Set task
Can you quote the records below in full, word for word?

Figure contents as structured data
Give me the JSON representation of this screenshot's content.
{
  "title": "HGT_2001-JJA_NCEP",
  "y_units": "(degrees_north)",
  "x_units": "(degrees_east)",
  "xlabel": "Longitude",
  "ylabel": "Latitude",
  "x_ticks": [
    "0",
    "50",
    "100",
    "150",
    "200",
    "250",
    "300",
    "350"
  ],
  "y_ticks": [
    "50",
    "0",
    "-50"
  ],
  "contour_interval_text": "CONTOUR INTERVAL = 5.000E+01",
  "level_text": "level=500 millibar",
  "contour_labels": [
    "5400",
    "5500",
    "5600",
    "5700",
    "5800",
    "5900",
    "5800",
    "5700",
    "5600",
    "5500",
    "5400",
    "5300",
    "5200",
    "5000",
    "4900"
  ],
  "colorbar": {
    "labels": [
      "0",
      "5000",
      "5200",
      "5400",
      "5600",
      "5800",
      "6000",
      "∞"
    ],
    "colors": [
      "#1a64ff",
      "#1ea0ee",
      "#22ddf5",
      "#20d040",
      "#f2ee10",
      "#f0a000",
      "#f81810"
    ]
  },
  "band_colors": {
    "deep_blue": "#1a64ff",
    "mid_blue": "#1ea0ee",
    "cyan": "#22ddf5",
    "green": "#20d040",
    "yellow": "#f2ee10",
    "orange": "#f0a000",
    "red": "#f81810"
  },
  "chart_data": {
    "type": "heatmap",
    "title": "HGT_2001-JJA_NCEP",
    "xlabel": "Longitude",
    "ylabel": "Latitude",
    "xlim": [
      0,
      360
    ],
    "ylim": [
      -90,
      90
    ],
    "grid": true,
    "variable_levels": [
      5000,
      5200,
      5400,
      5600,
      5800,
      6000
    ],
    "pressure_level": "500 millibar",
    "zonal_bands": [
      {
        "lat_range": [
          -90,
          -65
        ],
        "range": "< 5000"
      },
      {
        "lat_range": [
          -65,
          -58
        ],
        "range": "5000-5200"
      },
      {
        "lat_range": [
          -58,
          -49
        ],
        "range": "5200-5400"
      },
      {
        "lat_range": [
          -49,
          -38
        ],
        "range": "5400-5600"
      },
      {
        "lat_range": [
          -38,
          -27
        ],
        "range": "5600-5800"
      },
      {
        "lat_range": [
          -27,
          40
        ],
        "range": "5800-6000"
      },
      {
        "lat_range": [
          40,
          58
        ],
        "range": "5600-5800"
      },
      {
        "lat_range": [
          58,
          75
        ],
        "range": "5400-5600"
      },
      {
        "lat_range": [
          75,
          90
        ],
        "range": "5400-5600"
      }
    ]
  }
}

Written answer
Give me the JSON representation of this screenshot's content.
{
  "title": "HGT_2001-JJA_NCEP",
  "y_units": "(degrees_north)",
  "x_units": "(degrees_east)",
  "xlabel": "Longitude",
  "ylabel": "Latitude",
  "x_ticks": [
    "0",
    "50",
    "100",
    "150",
    "200",
    "250",
    "300",
    "350"
  ],
  "y_ticks": [
    "50",
    "0",
    "-50"
  ],
  "contour_interval_text": "CONTOUR INTERVAL = 5.000E+01",
  "level_text": "level=500 millibar",
  "contour_labels": [
    "5400",
    "5500",
    "5600",
    "5700",
    "5800",
    "5900",
    "5800",
    "5700",
    "5600",
    "5500",
    "5400",
    "5300",
    "5200",
    "5000",
    "4900"
  ],
  "colorbar": {
    "labels": [
      "0",
      "5000",
      "5200",
      "5400",
      "5600",
      "5800",
      "6000",
      "∞"
    ],
    "colors": [
      "#1a64ff",
      "#1ea0ee",
      "#22ddf5",
      "#20d040",
      "#f2ee10",
      "#f0a000",
      "#f81810"
    ]
  },
  "band_colors": {
    "deep_blue": "#1a64ff",
    "mid_blue": "#1ea0ee",
    "cyan": "#22ddf5",
    "green": "#20d040",
    "yellow": "#f2ee10",
    "orange": "#f0a000",
    "red": "#f81810"
  },
  "chart_data": {
    "type": "heatmap",
    "title": "HGT_2001-JJA_NCEP",
    "xlabel": "Longitude",
    "ylabel": "Latitude",
    "xlim": [
      0,
      360
    ],
    "ylim": [
      -90,
      90
    ],
    "grid": true,
    "variable_levels": [
      5000,
      5200,
      5400,
      5600,
      5800,
      6000
    ],
    "pressure_level": "500 millibar",
    "zonal_bands": [
      {
        "lat_range": [
          -90,
          -65
        ],
        "range": "< 5000"
      },
      {
        "lat_range": [
          -65,
          -58
        ],
        "range": "5000-5200"
      },
      {
        "lat_range": [
          -58,
          -49
        ],
        "range": "5200-5400"
      },
      {
        "lat_range": [
          -49,
          -38
        ],
        "range": "5400-5600"
      },
      {
        "lat_range": [
          -38,
          -27
        ],
        "range": "5600-5800"
      },
      {
        "lat_range": [
          -27,
          40
        ],
        "range": "5800-6000"
      },
      {
        "lat_range": [
          40,
          58
        ],
        "range": "5600-5800"
      },
      {
        "lat_range": [
          58,
          75
        ],
        "range": "5400-5600"
      },
      {
        "lat_range": [
          75,
          90
        ],
        "range": "5400-5600"
      }
    ]
  }
}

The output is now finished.